■ **Your goal**: In the entries below, count every line with the string "rifilato". State the count and nothing else.

──────── Dataset ────────

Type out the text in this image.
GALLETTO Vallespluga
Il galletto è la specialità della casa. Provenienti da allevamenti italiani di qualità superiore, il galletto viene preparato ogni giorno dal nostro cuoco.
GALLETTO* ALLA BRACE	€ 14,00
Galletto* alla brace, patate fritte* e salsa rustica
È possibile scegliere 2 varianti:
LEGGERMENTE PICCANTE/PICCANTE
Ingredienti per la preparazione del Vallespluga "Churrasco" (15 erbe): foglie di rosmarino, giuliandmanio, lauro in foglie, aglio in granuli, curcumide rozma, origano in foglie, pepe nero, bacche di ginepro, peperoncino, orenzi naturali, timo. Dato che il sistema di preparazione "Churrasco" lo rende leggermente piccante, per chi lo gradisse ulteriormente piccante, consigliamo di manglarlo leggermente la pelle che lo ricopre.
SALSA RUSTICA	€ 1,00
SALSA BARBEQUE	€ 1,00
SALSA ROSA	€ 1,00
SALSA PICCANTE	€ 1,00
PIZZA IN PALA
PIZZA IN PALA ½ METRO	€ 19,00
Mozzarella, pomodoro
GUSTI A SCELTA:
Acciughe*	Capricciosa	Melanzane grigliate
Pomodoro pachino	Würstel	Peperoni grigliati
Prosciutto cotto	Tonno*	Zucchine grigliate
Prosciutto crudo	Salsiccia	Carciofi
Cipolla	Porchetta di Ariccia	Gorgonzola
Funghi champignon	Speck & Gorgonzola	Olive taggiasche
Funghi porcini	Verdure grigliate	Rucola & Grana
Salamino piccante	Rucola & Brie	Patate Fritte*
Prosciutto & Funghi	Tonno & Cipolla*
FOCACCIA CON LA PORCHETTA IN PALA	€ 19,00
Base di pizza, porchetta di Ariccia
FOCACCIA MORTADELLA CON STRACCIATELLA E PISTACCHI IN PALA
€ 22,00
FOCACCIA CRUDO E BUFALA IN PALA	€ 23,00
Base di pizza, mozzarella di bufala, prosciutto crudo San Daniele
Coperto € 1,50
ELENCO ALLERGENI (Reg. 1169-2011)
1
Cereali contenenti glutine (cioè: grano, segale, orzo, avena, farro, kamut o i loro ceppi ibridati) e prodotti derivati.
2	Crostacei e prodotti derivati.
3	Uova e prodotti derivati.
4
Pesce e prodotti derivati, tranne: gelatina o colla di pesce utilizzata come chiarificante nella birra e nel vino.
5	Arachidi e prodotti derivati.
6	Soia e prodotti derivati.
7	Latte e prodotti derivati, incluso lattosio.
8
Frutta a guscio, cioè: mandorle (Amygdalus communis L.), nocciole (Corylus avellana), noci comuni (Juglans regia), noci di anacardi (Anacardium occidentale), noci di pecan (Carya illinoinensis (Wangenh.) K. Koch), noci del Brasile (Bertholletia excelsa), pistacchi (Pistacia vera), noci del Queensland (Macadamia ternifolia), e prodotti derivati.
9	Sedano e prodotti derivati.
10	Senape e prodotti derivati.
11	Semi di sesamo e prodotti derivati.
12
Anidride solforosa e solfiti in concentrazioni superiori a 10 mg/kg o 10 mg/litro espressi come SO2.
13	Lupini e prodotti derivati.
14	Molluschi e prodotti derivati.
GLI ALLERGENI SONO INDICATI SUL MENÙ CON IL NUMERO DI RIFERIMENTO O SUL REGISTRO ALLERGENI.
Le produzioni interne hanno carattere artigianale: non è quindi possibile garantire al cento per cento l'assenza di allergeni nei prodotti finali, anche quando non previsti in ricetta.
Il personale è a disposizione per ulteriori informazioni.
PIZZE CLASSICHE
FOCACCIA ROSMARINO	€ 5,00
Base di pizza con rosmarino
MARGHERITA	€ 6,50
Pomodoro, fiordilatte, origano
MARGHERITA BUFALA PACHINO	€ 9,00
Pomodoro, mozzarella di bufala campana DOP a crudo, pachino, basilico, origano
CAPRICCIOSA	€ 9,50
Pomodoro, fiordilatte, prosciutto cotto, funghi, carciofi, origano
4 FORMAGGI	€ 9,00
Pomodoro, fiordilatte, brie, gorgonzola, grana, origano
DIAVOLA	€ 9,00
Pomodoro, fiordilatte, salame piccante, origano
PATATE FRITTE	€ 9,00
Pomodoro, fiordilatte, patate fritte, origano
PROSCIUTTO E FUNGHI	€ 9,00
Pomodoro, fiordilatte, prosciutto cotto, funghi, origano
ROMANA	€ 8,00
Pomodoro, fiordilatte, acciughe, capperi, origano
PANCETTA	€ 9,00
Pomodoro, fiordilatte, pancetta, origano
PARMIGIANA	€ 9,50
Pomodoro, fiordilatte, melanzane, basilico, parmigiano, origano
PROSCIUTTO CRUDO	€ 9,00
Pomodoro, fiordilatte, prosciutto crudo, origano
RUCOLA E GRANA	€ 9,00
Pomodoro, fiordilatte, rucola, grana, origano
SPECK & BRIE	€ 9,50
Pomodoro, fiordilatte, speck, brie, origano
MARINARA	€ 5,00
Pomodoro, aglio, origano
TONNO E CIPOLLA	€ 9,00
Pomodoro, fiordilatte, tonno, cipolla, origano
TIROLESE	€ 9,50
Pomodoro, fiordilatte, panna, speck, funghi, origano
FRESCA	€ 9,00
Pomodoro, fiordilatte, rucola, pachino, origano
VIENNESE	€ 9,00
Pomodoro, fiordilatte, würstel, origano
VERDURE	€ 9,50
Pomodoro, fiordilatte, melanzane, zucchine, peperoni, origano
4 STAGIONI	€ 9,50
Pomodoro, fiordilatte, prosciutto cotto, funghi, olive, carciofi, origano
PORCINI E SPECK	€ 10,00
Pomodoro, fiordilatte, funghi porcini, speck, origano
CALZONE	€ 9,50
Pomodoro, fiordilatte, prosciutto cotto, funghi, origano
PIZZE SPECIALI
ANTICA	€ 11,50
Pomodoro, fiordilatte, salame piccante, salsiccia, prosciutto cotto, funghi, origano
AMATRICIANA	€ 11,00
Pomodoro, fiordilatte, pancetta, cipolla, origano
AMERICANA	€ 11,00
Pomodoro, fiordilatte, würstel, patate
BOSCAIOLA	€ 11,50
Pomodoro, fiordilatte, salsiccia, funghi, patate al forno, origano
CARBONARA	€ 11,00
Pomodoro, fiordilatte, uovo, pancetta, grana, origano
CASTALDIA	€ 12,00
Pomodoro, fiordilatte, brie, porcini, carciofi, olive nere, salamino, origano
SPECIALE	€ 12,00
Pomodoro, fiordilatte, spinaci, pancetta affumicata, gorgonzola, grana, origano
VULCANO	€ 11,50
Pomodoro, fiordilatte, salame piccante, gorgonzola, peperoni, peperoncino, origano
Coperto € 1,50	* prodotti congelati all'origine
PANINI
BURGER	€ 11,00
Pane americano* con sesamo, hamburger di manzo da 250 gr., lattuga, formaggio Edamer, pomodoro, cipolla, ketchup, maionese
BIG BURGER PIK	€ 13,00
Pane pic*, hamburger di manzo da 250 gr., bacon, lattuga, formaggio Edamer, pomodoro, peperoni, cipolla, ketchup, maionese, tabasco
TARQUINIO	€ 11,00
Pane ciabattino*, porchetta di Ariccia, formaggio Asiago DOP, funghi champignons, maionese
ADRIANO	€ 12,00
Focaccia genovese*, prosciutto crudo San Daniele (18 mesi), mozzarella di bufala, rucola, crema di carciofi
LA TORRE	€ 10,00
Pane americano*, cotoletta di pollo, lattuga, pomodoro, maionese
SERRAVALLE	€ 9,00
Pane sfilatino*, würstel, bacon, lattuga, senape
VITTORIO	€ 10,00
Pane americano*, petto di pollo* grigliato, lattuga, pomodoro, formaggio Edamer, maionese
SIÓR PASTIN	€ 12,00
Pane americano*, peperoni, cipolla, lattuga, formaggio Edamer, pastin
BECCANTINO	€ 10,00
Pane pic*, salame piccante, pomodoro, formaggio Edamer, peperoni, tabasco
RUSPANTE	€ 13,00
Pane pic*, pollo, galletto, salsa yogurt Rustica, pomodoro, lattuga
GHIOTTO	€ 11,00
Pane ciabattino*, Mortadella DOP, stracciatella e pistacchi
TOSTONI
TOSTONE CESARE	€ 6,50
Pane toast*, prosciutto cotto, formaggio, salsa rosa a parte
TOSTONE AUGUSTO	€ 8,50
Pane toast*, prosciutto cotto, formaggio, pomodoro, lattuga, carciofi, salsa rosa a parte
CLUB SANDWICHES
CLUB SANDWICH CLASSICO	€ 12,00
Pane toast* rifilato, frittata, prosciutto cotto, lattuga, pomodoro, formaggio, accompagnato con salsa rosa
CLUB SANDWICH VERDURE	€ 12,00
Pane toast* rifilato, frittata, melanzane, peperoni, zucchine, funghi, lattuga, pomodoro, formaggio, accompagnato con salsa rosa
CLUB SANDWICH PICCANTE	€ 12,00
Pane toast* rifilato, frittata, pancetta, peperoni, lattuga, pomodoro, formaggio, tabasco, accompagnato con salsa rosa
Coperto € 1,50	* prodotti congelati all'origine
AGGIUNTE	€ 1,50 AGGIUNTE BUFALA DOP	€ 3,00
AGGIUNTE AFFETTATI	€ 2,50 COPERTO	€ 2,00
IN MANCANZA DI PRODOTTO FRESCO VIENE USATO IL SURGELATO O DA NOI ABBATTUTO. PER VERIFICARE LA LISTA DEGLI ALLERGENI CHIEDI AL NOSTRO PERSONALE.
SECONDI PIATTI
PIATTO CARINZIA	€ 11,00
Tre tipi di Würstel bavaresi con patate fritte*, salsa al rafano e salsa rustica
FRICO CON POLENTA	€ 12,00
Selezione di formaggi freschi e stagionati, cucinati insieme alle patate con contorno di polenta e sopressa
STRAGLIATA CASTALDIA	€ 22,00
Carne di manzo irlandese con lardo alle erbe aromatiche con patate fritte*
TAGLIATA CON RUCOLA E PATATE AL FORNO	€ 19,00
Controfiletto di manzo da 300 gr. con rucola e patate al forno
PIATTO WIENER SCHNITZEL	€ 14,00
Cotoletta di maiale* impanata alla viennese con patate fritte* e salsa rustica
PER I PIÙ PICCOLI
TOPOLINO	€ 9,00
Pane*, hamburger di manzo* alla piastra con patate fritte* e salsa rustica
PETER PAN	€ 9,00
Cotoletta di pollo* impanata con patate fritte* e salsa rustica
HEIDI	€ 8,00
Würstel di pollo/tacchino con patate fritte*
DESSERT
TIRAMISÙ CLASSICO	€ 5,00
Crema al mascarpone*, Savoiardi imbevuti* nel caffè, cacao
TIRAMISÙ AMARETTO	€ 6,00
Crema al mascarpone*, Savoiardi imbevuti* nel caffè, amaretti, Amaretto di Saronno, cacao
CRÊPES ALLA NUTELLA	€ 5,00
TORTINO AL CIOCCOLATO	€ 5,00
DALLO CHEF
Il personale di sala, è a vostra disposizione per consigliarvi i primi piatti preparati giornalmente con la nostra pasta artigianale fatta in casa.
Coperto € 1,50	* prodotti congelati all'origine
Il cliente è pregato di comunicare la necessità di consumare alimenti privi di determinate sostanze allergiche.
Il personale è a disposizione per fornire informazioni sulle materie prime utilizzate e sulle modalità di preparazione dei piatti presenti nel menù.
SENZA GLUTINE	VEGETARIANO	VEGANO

────────

■ **Response**: 3